- EXERCISE INSTRUCTIONS: Wherever the word "start" turns up in a line of the entries, copy that line.

(Dataset records on visual material)
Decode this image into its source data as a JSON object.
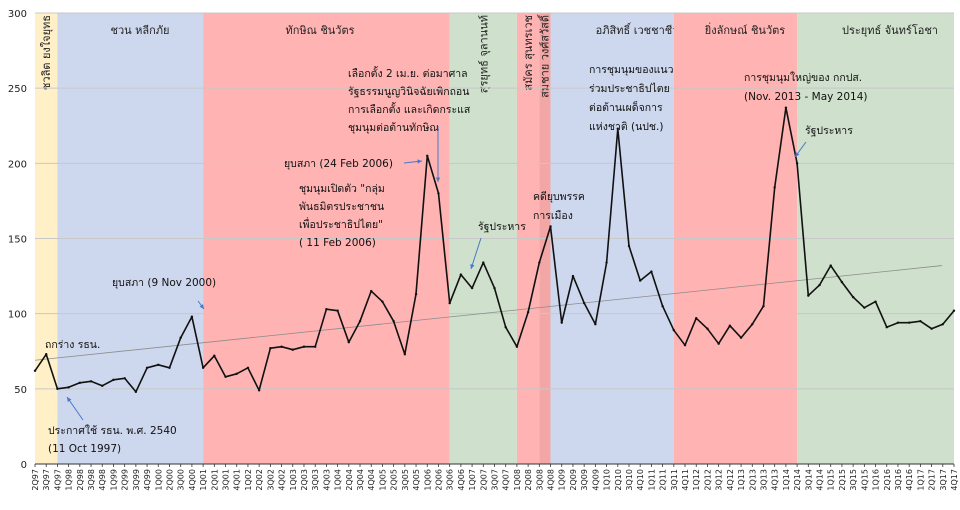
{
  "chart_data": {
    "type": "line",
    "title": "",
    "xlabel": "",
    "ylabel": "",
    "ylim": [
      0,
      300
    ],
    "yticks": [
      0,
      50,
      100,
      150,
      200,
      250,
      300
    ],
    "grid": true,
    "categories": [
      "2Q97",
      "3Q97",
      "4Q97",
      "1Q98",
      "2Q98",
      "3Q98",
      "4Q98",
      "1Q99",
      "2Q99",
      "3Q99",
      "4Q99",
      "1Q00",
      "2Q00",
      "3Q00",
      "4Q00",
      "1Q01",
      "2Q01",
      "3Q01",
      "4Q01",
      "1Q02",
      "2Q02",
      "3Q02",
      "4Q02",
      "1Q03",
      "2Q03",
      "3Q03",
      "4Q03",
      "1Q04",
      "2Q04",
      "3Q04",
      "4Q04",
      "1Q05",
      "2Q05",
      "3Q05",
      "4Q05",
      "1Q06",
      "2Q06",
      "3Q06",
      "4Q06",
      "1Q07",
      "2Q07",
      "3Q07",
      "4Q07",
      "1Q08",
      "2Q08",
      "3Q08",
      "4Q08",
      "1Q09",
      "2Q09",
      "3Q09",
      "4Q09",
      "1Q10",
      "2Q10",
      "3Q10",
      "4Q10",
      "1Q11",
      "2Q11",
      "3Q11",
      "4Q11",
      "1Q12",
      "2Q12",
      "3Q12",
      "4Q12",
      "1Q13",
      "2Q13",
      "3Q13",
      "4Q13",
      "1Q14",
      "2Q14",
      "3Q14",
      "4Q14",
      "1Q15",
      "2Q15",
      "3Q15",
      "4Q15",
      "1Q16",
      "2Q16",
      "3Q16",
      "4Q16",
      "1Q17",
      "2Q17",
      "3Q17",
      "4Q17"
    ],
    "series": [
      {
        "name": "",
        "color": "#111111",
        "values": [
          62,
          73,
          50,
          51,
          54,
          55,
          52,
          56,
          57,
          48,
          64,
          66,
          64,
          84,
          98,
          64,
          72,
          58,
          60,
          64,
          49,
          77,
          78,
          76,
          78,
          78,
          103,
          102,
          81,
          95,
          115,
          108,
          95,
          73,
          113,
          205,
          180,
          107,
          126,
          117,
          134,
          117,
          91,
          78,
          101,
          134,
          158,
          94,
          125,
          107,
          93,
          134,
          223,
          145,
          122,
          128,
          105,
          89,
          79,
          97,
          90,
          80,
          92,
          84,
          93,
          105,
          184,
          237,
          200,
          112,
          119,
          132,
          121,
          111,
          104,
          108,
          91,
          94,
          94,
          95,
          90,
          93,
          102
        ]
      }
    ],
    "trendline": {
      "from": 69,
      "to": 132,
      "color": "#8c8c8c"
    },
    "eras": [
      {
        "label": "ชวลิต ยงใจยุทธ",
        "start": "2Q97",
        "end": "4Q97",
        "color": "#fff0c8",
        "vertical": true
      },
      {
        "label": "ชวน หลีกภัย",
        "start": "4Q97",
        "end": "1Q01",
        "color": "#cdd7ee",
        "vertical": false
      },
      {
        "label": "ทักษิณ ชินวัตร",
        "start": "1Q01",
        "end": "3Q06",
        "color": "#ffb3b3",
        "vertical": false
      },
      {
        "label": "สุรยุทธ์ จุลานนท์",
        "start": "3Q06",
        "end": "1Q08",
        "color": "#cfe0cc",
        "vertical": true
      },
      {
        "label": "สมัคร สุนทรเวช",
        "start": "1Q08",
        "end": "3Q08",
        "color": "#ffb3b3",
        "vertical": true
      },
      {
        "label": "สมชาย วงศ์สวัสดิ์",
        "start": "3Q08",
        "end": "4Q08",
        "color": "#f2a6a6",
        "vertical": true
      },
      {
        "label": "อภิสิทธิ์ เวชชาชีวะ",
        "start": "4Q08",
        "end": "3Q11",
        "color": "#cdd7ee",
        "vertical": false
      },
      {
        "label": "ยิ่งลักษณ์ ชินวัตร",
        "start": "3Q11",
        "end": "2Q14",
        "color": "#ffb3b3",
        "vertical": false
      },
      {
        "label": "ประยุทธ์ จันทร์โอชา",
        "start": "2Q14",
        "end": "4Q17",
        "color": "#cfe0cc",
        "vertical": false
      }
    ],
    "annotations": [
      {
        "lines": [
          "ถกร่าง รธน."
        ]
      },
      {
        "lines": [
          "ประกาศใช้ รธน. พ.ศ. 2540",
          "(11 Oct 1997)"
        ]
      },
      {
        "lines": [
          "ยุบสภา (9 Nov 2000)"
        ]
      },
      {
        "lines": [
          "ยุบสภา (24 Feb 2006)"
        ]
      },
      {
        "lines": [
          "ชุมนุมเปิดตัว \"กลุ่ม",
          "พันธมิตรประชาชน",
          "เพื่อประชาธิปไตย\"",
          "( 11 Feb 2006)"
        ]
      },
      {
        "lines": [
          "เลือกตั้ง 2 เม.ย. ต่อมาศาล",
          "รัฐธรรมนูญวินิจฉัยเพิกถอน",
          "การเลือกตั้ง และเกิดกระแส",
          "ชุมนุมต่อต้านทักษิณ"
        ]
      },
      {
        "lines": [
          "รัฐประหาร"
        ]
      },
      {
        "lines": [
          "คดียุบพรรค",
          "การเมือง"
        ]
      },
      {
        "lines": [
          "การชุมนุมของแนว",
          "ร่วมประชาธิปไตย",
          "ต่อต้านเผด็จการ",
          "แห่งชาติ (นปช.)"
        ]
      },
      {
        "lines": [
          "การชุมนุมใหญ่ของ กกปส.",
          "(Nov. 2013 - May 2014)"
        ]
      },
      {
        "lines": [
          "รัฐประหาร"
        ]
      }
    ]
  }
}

==

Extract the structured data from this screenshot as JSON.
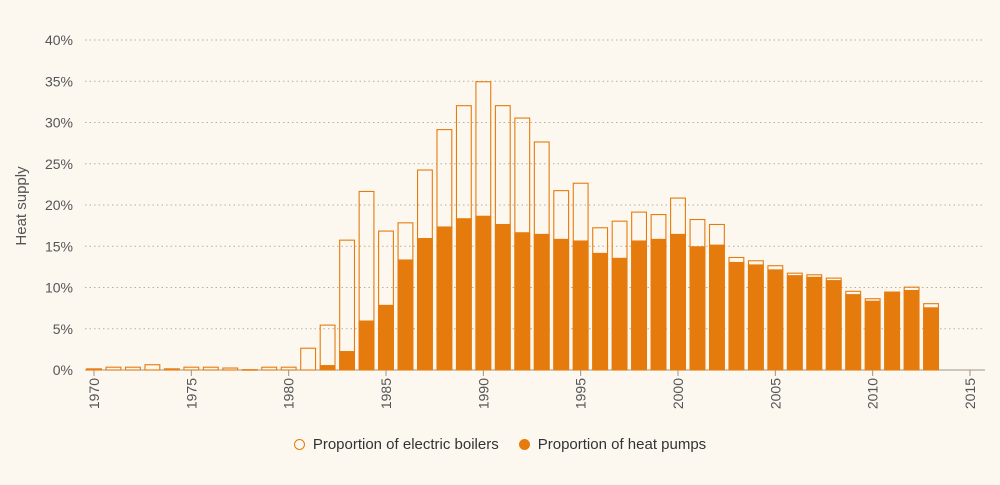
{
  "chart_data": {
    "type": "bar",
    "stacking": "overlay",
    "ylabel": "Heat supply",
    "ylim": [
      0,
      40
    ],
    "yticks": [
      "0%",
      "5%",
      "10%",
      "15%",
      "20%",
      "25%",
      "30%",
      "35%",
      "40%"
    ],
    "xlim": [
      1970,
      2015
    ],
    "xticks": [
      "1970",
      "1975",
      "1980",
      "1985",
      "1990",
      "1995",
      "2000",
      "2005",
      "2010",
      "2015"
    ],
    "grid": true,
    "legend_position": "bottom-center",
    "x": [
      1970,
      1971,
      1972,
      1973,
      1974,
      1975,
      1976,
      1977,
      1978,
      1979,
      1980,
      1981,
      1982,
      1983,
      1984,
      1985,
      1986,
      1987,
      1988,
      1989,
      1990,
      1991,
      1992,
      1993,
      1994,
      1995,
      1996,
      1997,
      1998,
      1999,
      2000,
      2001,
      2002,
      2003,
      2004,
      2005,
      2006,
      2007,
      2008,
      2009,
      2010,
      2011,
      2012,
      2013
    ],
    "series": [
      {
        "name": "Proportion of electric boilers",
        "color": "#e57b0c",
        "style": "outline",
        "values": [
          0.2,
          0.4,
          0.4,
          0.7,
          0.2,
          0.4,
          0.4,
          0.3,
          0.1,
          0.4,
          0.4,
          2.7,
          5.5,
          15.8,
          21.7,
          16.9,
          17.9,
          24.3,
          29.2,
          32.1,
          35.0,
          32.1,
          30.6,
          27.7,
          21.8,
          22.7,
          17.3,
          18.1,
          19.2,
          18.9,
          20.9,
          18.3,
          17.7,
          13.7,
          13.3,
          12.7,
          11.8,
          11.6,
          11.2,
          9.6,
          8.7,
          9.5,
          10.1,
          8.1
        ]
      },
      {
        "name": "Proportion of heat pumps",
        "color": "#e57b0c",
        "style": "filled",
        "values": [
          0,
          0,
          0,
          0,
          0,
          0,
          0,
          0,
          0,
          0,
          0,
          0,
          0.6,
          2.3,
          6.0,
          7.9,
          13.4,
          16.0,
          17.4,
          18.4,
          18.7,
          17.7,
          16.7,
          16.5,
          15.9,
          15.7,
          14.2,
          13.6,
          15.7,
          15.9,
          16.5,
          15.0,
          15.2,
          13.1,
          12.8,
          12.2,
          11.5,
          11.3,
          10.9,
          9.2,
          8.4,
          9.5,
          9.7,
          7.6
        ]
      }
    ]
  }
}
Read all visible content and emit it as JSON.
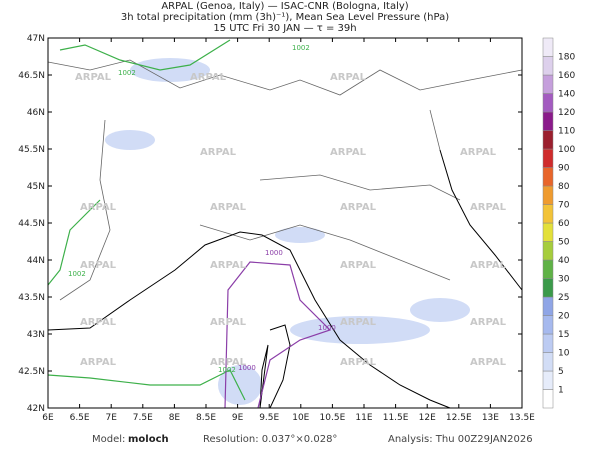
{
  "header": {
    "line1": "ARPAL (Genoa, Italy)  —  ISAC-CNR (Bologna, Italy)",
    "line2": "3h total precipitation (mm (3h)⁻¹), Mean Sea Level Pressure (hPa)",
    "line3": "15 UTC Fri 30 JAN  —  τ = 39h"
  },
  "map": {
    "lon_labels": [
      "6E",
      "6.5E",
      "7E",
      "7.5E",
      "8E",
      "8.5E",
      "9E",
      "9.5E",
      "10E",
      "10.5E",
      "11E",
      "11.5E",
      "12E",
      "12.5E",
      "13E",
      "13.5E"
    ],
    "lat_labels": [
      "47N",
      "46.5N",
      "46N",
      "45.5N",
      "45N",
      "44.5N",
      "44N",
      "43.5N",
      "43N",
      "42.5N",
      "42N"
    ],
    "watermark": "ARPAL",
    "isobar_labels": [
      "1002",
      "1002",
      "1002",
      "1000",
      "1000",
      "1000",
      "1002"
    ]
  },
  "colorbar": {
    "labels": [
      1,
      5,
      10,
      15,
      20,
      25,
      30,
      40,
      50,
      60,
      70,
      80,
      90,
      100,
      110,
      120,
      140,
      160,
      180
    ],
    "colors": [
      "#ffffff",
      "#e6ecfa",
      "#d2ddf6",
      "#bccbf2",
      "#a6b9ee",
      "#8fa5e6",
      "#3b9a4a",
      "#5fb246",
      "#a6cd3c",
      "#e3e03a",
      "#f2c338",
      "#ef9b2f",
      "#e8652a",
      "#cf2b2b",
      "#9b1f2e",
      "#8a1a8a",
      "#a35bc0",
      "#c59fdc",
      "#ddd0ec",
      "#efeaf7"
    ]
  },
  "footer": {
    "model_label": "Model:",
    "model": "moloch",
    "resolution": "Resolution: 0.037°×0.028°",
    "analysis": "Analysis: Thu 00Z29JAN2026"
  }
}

- FINISHED ANSWER:
        "start": "2Q97",
        "start": "4Q97",
        "start": "1Q01",
        "start": "3Q06",
        "start": "1Q08",
        "start": "3Q08",
        "start": "4Q08",
        "start": "3Q11",
        "start": "2Q14",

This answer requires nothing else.